(Saved entries)
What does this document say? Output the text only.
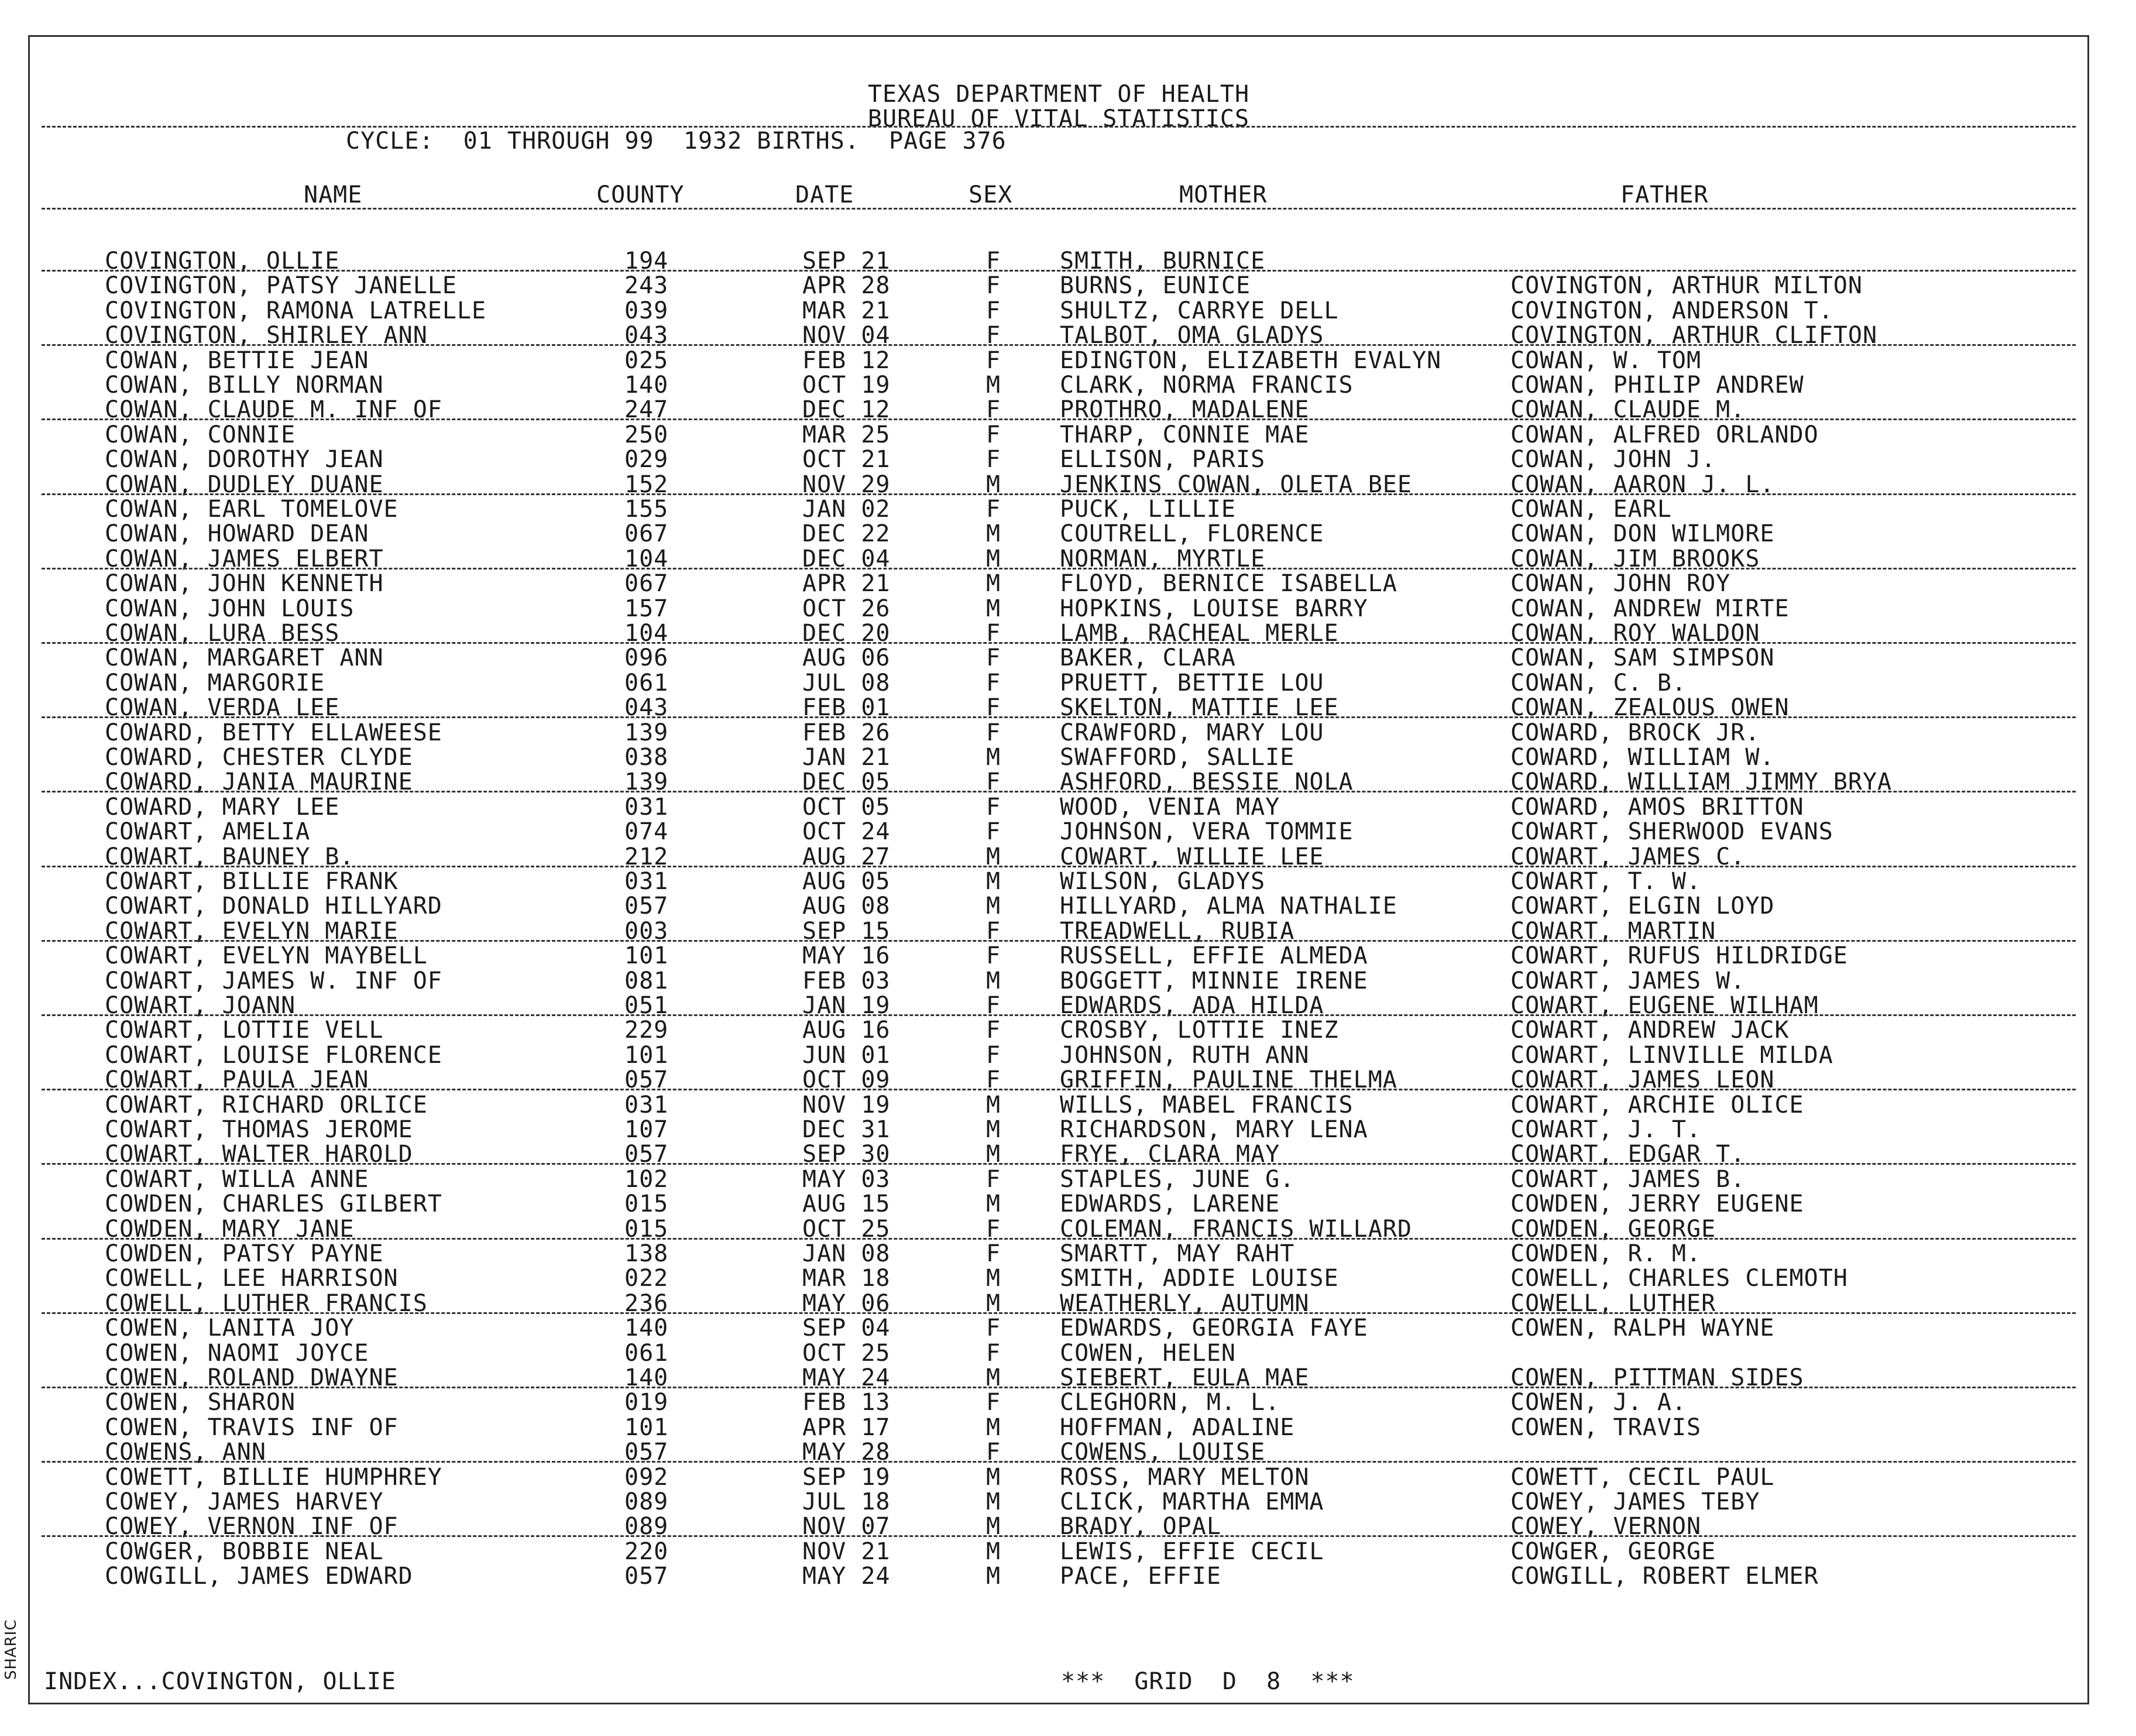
TEXAS DEPARTMENT OF HEALTH
BUREAU OF VITAL STATISTICS
CYCLE:  01 THROUGH 99  1932 BIRTHS.  PAGE 376
NAME	COUNTY	DATE	SEX	MOTHER	FATHER
COVINGTON, OLLIE	194	SEP 21	F	SMITH, BURNICE
COVINGTON, PATSY JANELLE	243	APR 28	F	BURNS, EUNICE	COVINGTON, ARTHUR MILTON
COVINGTON, RAMONA LATRELLE	039	MAR 21	F	SHULTZ, CARRYE DELL	COVINGTON, ANDERSON T.
COVINGTON, SHIRLEY ANN	043	NOV 04	F	TALBOT, OMA GLADYS	COVINGTON, ARTHUR CLIFTON
COWAN, BETTIE JEAN	025	FEB 12	F	EDINGTON, ELIZABETH EVALYN	COWAN, W. TOM
COWAN, BILLY NORMAN	140	OCT 19	M	CLARK, NORMA FRANCIS	COWAN, PHILIP ANDREW
COWAN, CLAUDE M. INF OF	247	DEC 12	F	PROTHRO, MADALENE	COWAN, CLAUDE M.
COWAN, CONNIE	250	MAR 25	F	THARP, CONNIE MAE	COWAN, ALFRED ORLANDO
COWAN, DOROTHY JEAN	029	OCT 21	F	ELLISON, PARIS	COWAN, JOHN J.
COWAN, DUDLEY DUANE	152	NOV 29	M	JENKINS COWAN, OLETA BEE	COWAN, AARON J. L.
COWAN, EARL TOMELOVE	155	JAN 02	F	PUCK, LILLIE	COWAN, EARL
COWAN, HOWARD DEAN	067	DEC 22	M	COUTRELL, FLORENCE	COWAN, DON WILMORE
COWAN, JAMES ELBERT	104	DEC 04	M	NORMAN, MYRTLE	COWAN, JIM BROOKS
COWAN, JOHN KENNETH	067	APR 21	M	FLOYD, BERNICE ISABELLA	COWAN, JOHN ROY
COWAN, JOHN LOUIS	157	OCT 26	M	HOPKINS, LOUISE BARRY	COWAN, ANDREW MIRTE
COWAN, LURA BESS	104	DEC 20	F	LAMB, RACHEAL MERLE	COWAN, ROY WALDON
COWAN, MARGARET ANN	096	AUG 06	F	BAKER, CLARA	COWAN, SAM SIMPSON
COWAN, MARGORIE	061	JUL 08	F	PRUETT, BETTIE LOU	COWAN, C. B.
COWAN, VERDA LEE	043	FEB 01	F	SKELTON, MATTIE LEE	COWAN, ZEALOUS OWEN
COWARD, BETTY ELLAWEESE	139	FEB 26	F	CRAWFORD, MARY LOU	COWARD, BROCK JR.
COWARD, CHESTER CLYDE	038	JAN 21	M	SWAFFORD, SALLIE	COWARD, WILLIAM W.
COWARD, JANIA MAURINE	139	DEC 05	F	ASHFORD, BESSIE NOLA	COWARD, WILLIAM JIMMY BRYA
COWARD, MARY LEE	031	OCT 05	F	WOOD, VENIA MAY	COWARD, AMOS BRITTON
COWART, AMELIA	074	OCT 24	F	JOHNSON, VERA TOMMIE	COWART, SHERWOOD EVANS
COWART, BAUNEY B.	212	AUG 27	M	COWART, WILLIE LEE	COWART, JAMES C.
COWART, BILLIE FRANK	031	AUG 05	M	WILSON, GLADYS	COWART, T. W.
COWART, DONALD HILLYARD	057	AUG 08	M	HILLYARD, ALMA NATHALIE	COWART, ELGIN LOYD
COWART, EVELYN MARIE	003	SEP 15	F	TREADWELL, RUBIA	COWART, MARTIN
COWART, EVELYN MAYBELL	101	MAY 16	F	RUSSELL, EFFIE ALMEDA	COWART, RUFUS HILDRIDGE
COWART, JAMES W. INF OF	081	FEB 03	M	BOGGETT, MINNIE IRENE	COWART, JAMES W.
COWART, JOANN	051	JAN 19	F	EDWARDS, ADA HILDA	COWART, EUGENE WILHAM
COWART, LOTTIE VELL	229	AUG 16	F	CROSBY, LOTTIE INEZ	COWART, ANDREW JACK
COWART, LOUISE FLORENCE	101	JUN 01	F	JOHNSON, RUTH ANN	COWART, LINVILLE MILDA
COWART, PAULA JEAN	057	OCT 09	F	GRIFFIN, PAULINE THELMA	COWART, JAMES LEON
COWART, RICHARD ORLICE	031	NOV 19	M	WILLS, MABEL FRANCIS	COWART, ARCHIE OLICE
COWART, THOMAS JEROME	107	DEC 31	M	RICHARDSON, MARY LENA	COWART, J. T.
COWART, WALTER HAROLD	057	SEP 30	M	FRYE, CLARA MAY	COWART, EDGAR T.
COWART, WILLA ANNE	102	MAY 03	F	STAPLES, JUNE G.	COWART, JAMES B.
COWDEN, CHARLES GILBERT	015	AUG 15	M	EDWARDS, LARENE	COWDEN, JERRY EUGENE
COWDEN, MARY JANE	015	OCT 25	F	COLEMAN, FRANCIS WILLARD	COWDEN, GEORGE
COWDEN, PATSY PAYNE	138	JAN 08	F	SMARTT, MAY RAHT	COWDEN, R. M.
COWELL, LEE HARRISON	022	MAR 18	M	SMITH, ADDIE LOUISE	COWELL, CHARLES CLEMOTH
COWELL, LUTHER FRANCIS	236	MAY 06	M	WEATHERLY, AUTUMN	COWELL, LUTHER
COWEN, LANITA JOY	140	SEP 04	F	EDWARDS, GEORGIA FAYE	COWEN, RALPH WAYNE
COWEN, NAOMI JOYCE	061	OCT 25	F	COWEN, HELEN
COWEN, ROLAND DWAYNE	140	MAY 24	M	SIEBERT, EULA MAE	COWEN, PITTMAN SIDES
COWEN, SHARON	019	FEB 13	F	CLEGHORN, M. L.	COWEN, J. A.
COWEN, TRAVIS INF OF	101	APR 17	M	HOFFMAN, ADALINE	COWEN, TRAVIS
COWENS, ANN	057	MAY 28	F	COWENS, LOUISE
COWETT, BILLIE HUMPHREY	092	SEP 19	M	ROSS, MARY MELTON	COWETT, CECIL PAUL
COWEY, JAMES HARVEY	089	JUL 18	M	CLICK, MARTHA EMMA	COWEY, JAMES TEBY
COWEY, VERNON INF OF	089	NOV 07	M	BRADY, OPAL	COWEY, VERNON
COWGER, BOBBIE NEAL	220	NOV 21	M	LEWIS, EFFIE CECIL	COWGER, GEORGE
COWGILL, JAMES EDWARD	057	MAY 24	M	PACE, EFFIE	COWGILL, ROBERT ELMER
INDEX...COVINGTON, OLLIE	***  GRID  D  8  ***
SHARIC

**Exercise objective**
Leave the pictures out and reproduce each record exactly as written.

**Output of the task**
What does this document say? Output the text only.
TEXAS DEPARTMENT OF HEALTH
BUREAU OF VITAL STATISTICS
CYCLE:  01 THROUGH 99  1932 BIRTHS.  PAGE 376
NAME	COUNTY	DATE	SEX	MOTHER	FATHER
COVINGTON, OLLIE	194	SEP 21	F	SMITH, BURNICE
COVINGTON, PATSY JANELLE	243	APR 28	F	BURNS, EUNICE	COVINGTON, ARTHUR MILTON
COVINGTON, RAMONA LATRELLE	039	MAR 21	F	SHULTZ, CARRYE DELL	COVINGTON, ANDERSON T.
COVINGTON, SHIRLEY ANN	043	NOV 04	F	TALBOT, OMA GLADYS	COVINGTON, ARTHUR CLIFTON
COWAN, BETTIE JEAN	025	FEB 12	F	EDINGTON, ELIZABETH EVALYN	COWAN, W. TOM
COWAN, BILLY NORMAN	140	OCT 19	M	CLARK, NORMA FRANCIS	COWAN, PHILIP ANDREW
COWAN, CLAUDE M. INF OF	247	DEC 12	F	PROTHRO, MADALENE	COWAN, CLAUDE M.
COWAN, CONNIE	250	MAR 25	F	THARP, CONNIE MAE	COWAN, ALFRED ORLANDO
COWAN, DOROTHY JEAN	029	OCT 21	F	ELLISON, PARIS	COWAN, JOHN J.
COWAN, DUDLEY DUANE	152	NOV 29	M	JENKINS COWAN, OLETA BEE	COWAN, AARON J. L.
COWAN, EARL TOMELOVE	155	JAN 02	F	PUCK, LILLIE	COWAN, EARL
COWAN, HOWARD DEAN	067	DEC 22	M	COUTRELL, FLORENCE	COWAN, DON WILMORE
COWAN, JAMES ELBERT	104	DEC 04	M	NORMAN, MYRTLE	COWAN, JIM BROOKS
COWAN, JOHN KENNETH	067	APR 21	M	FLOYD, BERNICE ISABELLA	COWAN, JOHN ROY
COWAN, JOHN LOUIS	157	OCT 26	M	HOPKINS, LOUISE BARRY	COWAN, ANDREW MIRTE
COWAN, LURA BESS	104	DEC 20	F	LAMB, RACHEAL MERLE	COWAN, ROY WALDON
COWAN, MARGARET ANN	096	AUG 06	F	BAKER, CLARA	COWAN, SAM SIMPSON
COWAN, MARGORIE	061	JUL 08	F	PRUETT, BETTIE LOU	COWAN, C. B.
COWAN, VERDA LEE	043	FEB 01	F	SKELTON, MATTIE LEE	COWAN, ZEALOUS OWEN
COWARD, BETTY ELLAWEESE	139	FEB 26	F	CRAWFORD, MARY LOU	COWARD, BROCK JR.
COWARD, CHESTER CLYDE	038	JAN 21	M	SWAFFORD, SALLIE	COWARD, WILLIAM W.
COWARD, JANIA MAURINE	139	DEC 05	F	ASHFORD, BESSIE NOLA	COWARD, WILLIAM JIMMY BRYA
COWARD, MARY LEE	031	OCT 05	F	WOOD, VENIA MAY	COWARD, AMOS BRITTON
COWART, AMELIA	074	OCT 24	F	JOHNSON, VERA TOMMIE	COWART, SHERWOOD EVANS
COWART, BAUNEY B.	212	AUG 27	M	COWART, WILLIE LEE	COWART, JAMES C.
COWART, BILLIE FRANK	031	AUG 05	M	WILSON, GLADYS	COWART, T. W.
COWART, DONALD HILLYARD	057	AUG 08	M	HILLYARD, ALMA NATHALIE	COWART, ELGIN LOYD
COWART, EVELYN MARIE	003	SEP 15	F	TREADWELL, RUBIA	COWART, MARTIN
COWART, EVELYN MAYBELL	101	MAY 16	F	RUSSELL, EFFIE ALMEDA	COWART, RUFUS HILDRIDGE
COWART, JAMES W. INF OF	081	FEB 03	M	BOGGETT, MINNIE IRENE	COWART, JAMES W.
COWART, JOANN	051	JAN 19	F	EDWARDS, ADA HILDA	COWART, EUGENE WILHAM
COWART, LOTTIE VELL	229	AUG 16	F	CROSBY, LOTTIE INEZ	COWART, ANDREW JACK
COWART, LOUISE FLORENCE	101	JUN 01	F	JOHNSON, RUTH ANN	COWART, LINVILLE MILDA
COWART, PAULA JEAN	057	OCT 09	F	GRIFFIN, PAULINE THELMA	COWART, JAMES LEON
COWART, RICHARD ORLICE	031	NOV 19	M	WILLS, MABEL FRANCIS	COWART, ARCHIE OLICE
COWART, THOMAS JEROME	107	DEC 31	M	RICHARDSON, MARY LENA	COWART, J. T.
COWART, WALTER HAROLD	057	SEP 30	M	FRYE, CLARA MAY	COWART, EDGAR T.
COWART, WILLA ANNE	102	MAY 03	F	STAPLES, JUNE G.	COWART, JAMES B.
COWDEN, CHARLES GILBERT	015	AUG 15	M	EDWARDS, LARENE	COWDEN, JERRY EUGENE
COWDEN, MARY JANE	015	OCT 25	F	COLEMAN, FRANCIS WILLARD	COWDEN, GEORGE
COWDEN, PATSY PAYNE	138	JAN 08	F	SMARTT, MAY RAHT	COWDEN, R. M.
COWELL, LEE HARRISON	022	MAR 18	M	SMITH, ADDIE LOUISE	COWELL, CHARLES CLEMOTH
COWELL, LUTHER FRANCIS	236	MAY 06	M	WEATHERLY, AUTUMN	COWELL, LUTHER
COWEN, LANITA JOY	140	SEP 04	F	EDWARDS, GEORGIA FAYE	COWEN, RALPH WAYNE
COWEN, NAOMI JOYCE	061	OCT 25	F	COWEN, HELEN
COWEN, ROLAND DWAYNE	140	MAY 24	M	SIEBERT, EULA MAE	COWEN, PITTMAN SIDES
COWEN, SHARON	019	FEB 13	F	CLEGHORN, M. L.	COWEN, J. A.
COWEN, TRAVIS INF OF	101	APR 17	M	HOFFMAN, ADALINE	COWEN, TRAVIS
COWENS, ANN	057	MAY 28	F	COWENS, LOUISE
COWETT, BILLIE HUMPHREY	092	SEP 19	M	ROSS, MARY MELTON	COWETT, CECIL PAUL
COWEY, JAMES HARVEY	089	JUL 18	M	CLICK, MARTHA EMMA	COWEY, JAMES TEBY
COWEY, VERNON INF OF	089	NOV 07	M	BRADY, OPAL	COWEY, VERNON
COWGER, BOBBIE NEAL	220	NOV 21	M	LEWIS, EFFIE CECIL	COWGER, GEORGE
COWGILL, JAMES EDWARD	057	MAY 24	M	PACE, EFFIE	COWGILL, ROBERT ELMER
INDEX...COVINGTON, OLLIE	***  GRID  D  8  ***
SHARIC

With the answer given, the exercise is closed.